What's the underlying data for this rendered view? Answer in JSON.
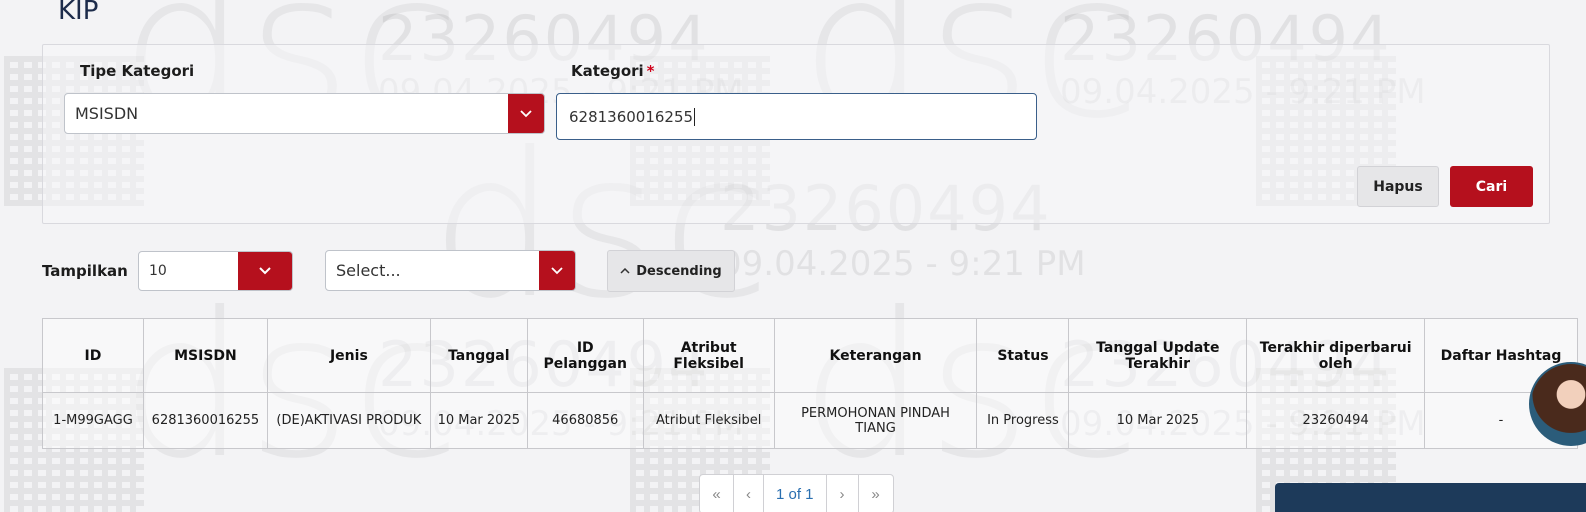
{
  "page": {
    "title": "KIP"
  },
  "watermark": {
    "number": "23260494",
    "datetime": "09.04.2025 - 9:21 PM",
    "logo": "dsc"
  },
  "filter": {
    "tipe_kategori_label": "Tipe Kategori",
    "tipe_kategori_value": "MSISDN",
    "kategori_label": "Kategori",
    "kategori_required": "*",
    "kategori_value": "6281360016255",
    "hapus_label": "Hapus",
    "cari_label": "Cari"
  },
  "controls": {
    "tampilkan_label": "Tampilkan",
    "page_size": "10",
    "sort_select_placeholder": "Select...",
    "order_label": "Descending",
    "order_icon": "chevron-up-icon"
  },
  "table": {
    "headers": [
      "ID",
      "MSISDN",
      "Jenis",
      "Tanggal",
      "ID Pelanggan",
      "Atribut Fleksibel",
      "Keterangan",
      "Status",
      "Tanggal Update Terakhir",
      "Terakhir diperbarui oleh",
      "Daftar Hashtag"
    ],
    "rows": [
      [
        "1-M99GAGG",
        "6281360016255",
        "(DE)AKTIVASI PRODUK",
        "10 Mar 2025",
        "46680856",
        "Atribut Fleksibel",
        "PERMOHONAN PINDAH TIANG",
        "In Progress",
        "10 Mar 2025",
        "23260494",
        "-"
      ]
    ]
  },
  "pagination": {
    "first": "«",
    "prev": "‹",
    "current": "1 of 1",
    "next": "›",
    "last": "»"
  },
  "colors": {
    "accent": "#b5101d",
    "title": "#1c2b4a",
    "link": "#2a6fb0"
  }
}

> _EXERCISE GOAL_
Omit the pictures. Output every record above word for word.

> _THE RESULT_
What's the underlying data for this rendered view? Answer in JSON.
{
  "page": {
    "title": "KIP"
  },
  "watermark": {
    "number": "23260494",
    "datetime": "09.04.2025 - 9:21 PM",
    "logo": "dsc"
  },
  "filter": {
    "tipe_kategori_label": "Tipe Kategori",
    "tipe_kategori_value": "MSISDN",
    "kategori_label": "Kategori",
    "kategori_required": "*",
    "kategori_value": "6281360016255",
    "hapus_label": "Hapus",
    "cari_label": "Cari"
  },
  "controls": {
    "tampilkan_label": "Tampilkan",
    "page_size": "10",
    "sort_select_placeholder": "Select...",
    "order_label": "Descending",
    "order_icon": "chevron-up-icon"
  },
  "table": {
    "headers": [
      "ID",
      "MSISDN",
      "Jenis",
      "Tanggal",
      "ID Pelanggan",
      "Atribut Fleksibel",
      "Keterangan",
      "Status",
      "Tanggal Update Terakhir",
      "Terakhir diperbarui oleh",
      "Daftar Hashtag"
    ],
    "rows": [
      [
        "1-M99GAGG",
        "6281360016255",
        "(DE)AKTIVASI PRODUK",
        "10 Mar 2025",
        "46680856",
        "Atribut Fleksibel",
        "PERMOHONAN PINDAH TIANG",
        "In Progress",
        "10 Mar 2025",
        "23260494",
        "-"
      ]
    ]
  },
  "pagination": {
    "first": "«",
    "prev": "‹",
    "current": "1 of 1",
    "next": "›",
    "last": "»"
  },
  "colors": {
    "accent": "#b5101d",
    "title": "#1c2b4a",
    "link": "#2a6fb0"
  }
}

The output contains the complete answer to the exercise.